Reproduce the listing exactly, with no pictures in your copy.

==== Records provided

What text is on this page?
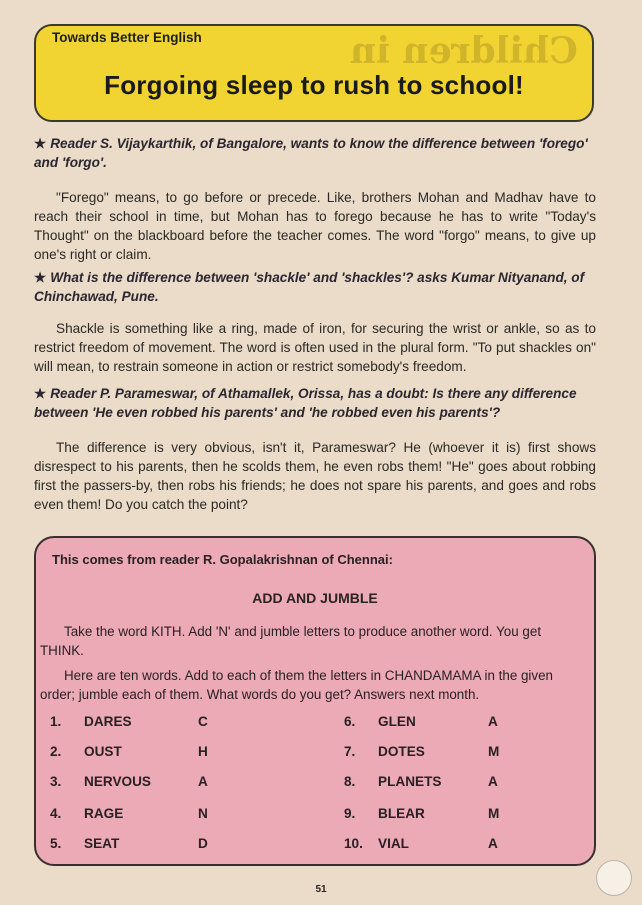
Children in
Towards Better English
Forgoing sleep to rush to school!
★ Reader S. Vijaykarthik, of Bangalore, wants to know the difference between 'forego' and 'forgo'.
"Forego" means, to go before or precede. Like, brothers Mohan and Madhav have to reach their school in time, but Mohan has to forego because he has to write "Today's Thought" on the blackboard before the teacher comes. The word "forgo" means, to give up one's right or claim.
★ What is the difference between 'shackle' and 'shackles'? asks Kumar Nityanand, of Chinchawad, Pune.
Shackle is something like a ring, made of iron, for securing the wrist or ankle, so as to restrict freedom of movement. The word is often used in the plural form. "To put shackles on" will mean, to restrain someone in action or restrict somebody's freedom.
★ Reader P. Parameswar, of Athamallek, Orissa, has a doubt: Is there any difference between 'He even robbed his parents' and 'he robbed even his parents'?
The difference is very obvious, isn't it, Parameswar? He (whoever it is) first shows disrespect to his parents, then he scolds them, he even robs them! "He" goes about robbing first the passers-by, then robs his friends; he does not spare his parents, and goes and robs even them! Do you catch the point?
This comes from reader R. Gopalakrishnan of Chennai:
ADD AND JUMBLE
Take the word KITH. Add 'N' and jumble letters to produce another word. You get THINK.
Here are ten words. Add to each of them the letters in CHANDAMAMA in the given order; jumble each of them. What words do you get? Answers next month.
1. DARES	C
2. OUST	H
3. NERVOUS	A
4. RAGE	N
5. SEAT	D
6. GLEN	A
7. DOTES	M
8. PLANETS	A
9. BLEAR	M
10. VIAL	A
51
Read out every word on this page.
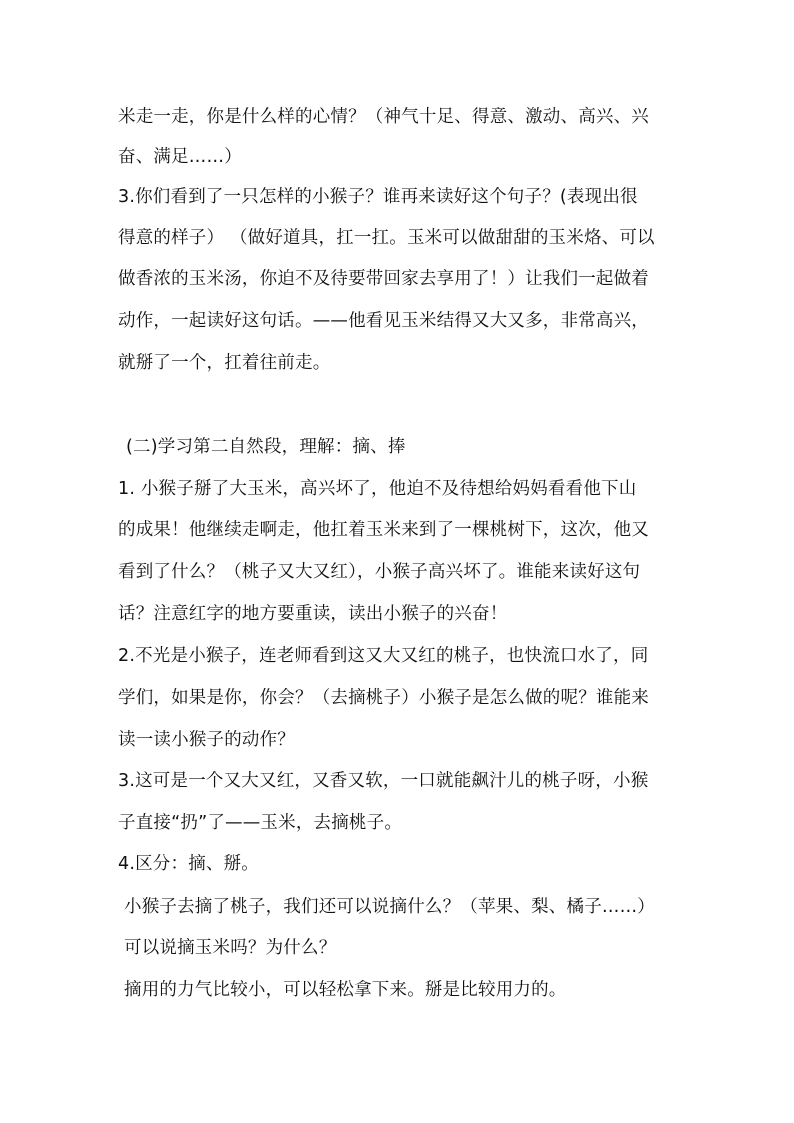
米走一走，你是什么样的心情？（神气十足、得意、激动、高兴、兴
奋、满足……）
3.你们看到了一只怎样的小猴子？谁再来读好这个句子？(表现出很
得意的样子） （做好道具，扛一扛。玉米可以做甜甜的玉米烙、可以
做香浓的玉米汤，你迫不及待要带回家去享用了！）让我们一起做着
动作，一起读好这句话。——他看见玉米结得又大又多，非常高兴，
就掰了一个，扛着往前走。
(二)学习第二自然段，理解：摘、捧
1. 小猴子掰了大玉米，高兴坏了，他迫不及待想给妈妈看看他下山
的成果！他继续走啊走，他扛着玉米来到了一棵桃树下，这次，他又
看到了什么？（桃子又大又红），小猴子高兴坏了。谁能来读好这句
话？注意红字的地方要重读，读出小猴子的兴奋！
2.不光是小猴子，连老师看到这又大又红的桃子，也快流口水了，同
学们，如果是你，你会？（去摘桃子）小猴子是怎么做的呢？谁能来
读一读小猴子的动作？
3.这可是一个又大又红，又香又软，一口就能飙汁儿的桃子呀，小猴
子直接“扔”了——玉米，去摘桃子。
4.区分：摘、掰。
小猴子去摘了桃子，我们还可以说摘什么？（苹果、梨、橘子……）
可以说摘玉米吗？为什么？
摘用的力气比较小，可以轻松拿下来。掰是比较用力的。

========

*Solved exercise:*
What text is on this page?
Children in
Towards Better English
Forgoing sleep to rush to school!
★ Reader S. Vijaykarthik, of Bangalore, wants to know the difference between 'forego' and 'forgo'.
"Forego" means, to go before or precede. Like, brothers Mohan and Madhav have to reach their school in time, but Mohan has to forego because he has to write "Today's Thought" on the blackboard before the teacher comes. The word "forgo" means, to give up one's right or claim.
★ What is the difference between 'shackle' and 'shackles'? asks Kumar Nityanand, of Chinchawad, Pune.
Shackle is something like a ring, made of iron, for securing the wrist or ankle, so as to restrict freedom of movement. The word is often used in the plural form. "To put shackles on" will mean, to restrain someone in action or restrict somebody's freedom.
★ Reader P. Parameswar, of Athamallek, Orissa, has a doubt: Is there any difference between 'He even robbed his parents' and 'he robbed even his parents'?
The difference is very obvious, isn't it, Parameswar? He (whoever it is) first shows disrespect to his parents, then he scolds them, he even robs them! "He" goes about robbing first the passers-by, then robs his friends; he does not spare his parents, and goes and robs even them! Do you catch the point?
This comes from reader R. Gopalakrishnan of Chennai:
ADD AND JUMBLE
Take the word KITH. Add 'N' and jumble letters to produce another word. You get THINK.
Here are ten words. Add to each of them the letters in CHANDAMAMA in the given order; jumble each of them. What words do you get? Answers next month.
1. DARES	C
2. OUST	H
3. NERVOUS	A
4. RAGE	N
5. SEAT	D
6. GLEN	A
7. DOTES	M
8. PLANETS	A
9. BLEAR	M
10. VIAL	A
51
Read out every word on this page.
米走一走，你是什么样的心情？（神气十足、得意、激动、高兴、兴
奋、满足……）
3.你们看到了一只怎样的小猴子？谁再来读好这个句子？(表现出很
得意的样子） （做好道具，扛一扛。玉米可以做甜甜的玉米烙、可以
做香浓的玉米汤，你迫不及待要带回家去享用了！）让我们一起做着
动作，一起读好这句话。——他看见玉米结得又大又多，非常高兴，
就掰了一个，扛着往前走。
(二)学习第二自然段，理解：摘、捧
1. 小猴子掰了大玉米，高兴坏了，他迫不及待想给妈妈看看他下山
的成果！他继续走啊走，他扛着玉米来到了一棵桃树下，这次，他又
看到了什么？（桃子又大又红），小猴子高兴坏了。谁能来读好这句
话？注意红字的地方要重读，读出小猴子的兴奋！
2.不光是小猴子，连老师看到这又大又红的桃子，也快流口水了，同
学们，如果是你，你会？（去摘桃子）小猴子是怎么做的呢？谁能来
读一读小猴子的动作？
3.这可是一个又大又红，又香又软，一口就能飙汁儿的桃子呀，小猴
子直接“扔”了——玉米，去摘桃子。
4.区分：摘、掰。
小猴子去摘了桃子，我们还可以说摘什么？（苹果、梨、橘子……）
可以说摘玉米吗？为什么？
摘用的力气比较小，可以轻松拿下来。掰是比较用力的。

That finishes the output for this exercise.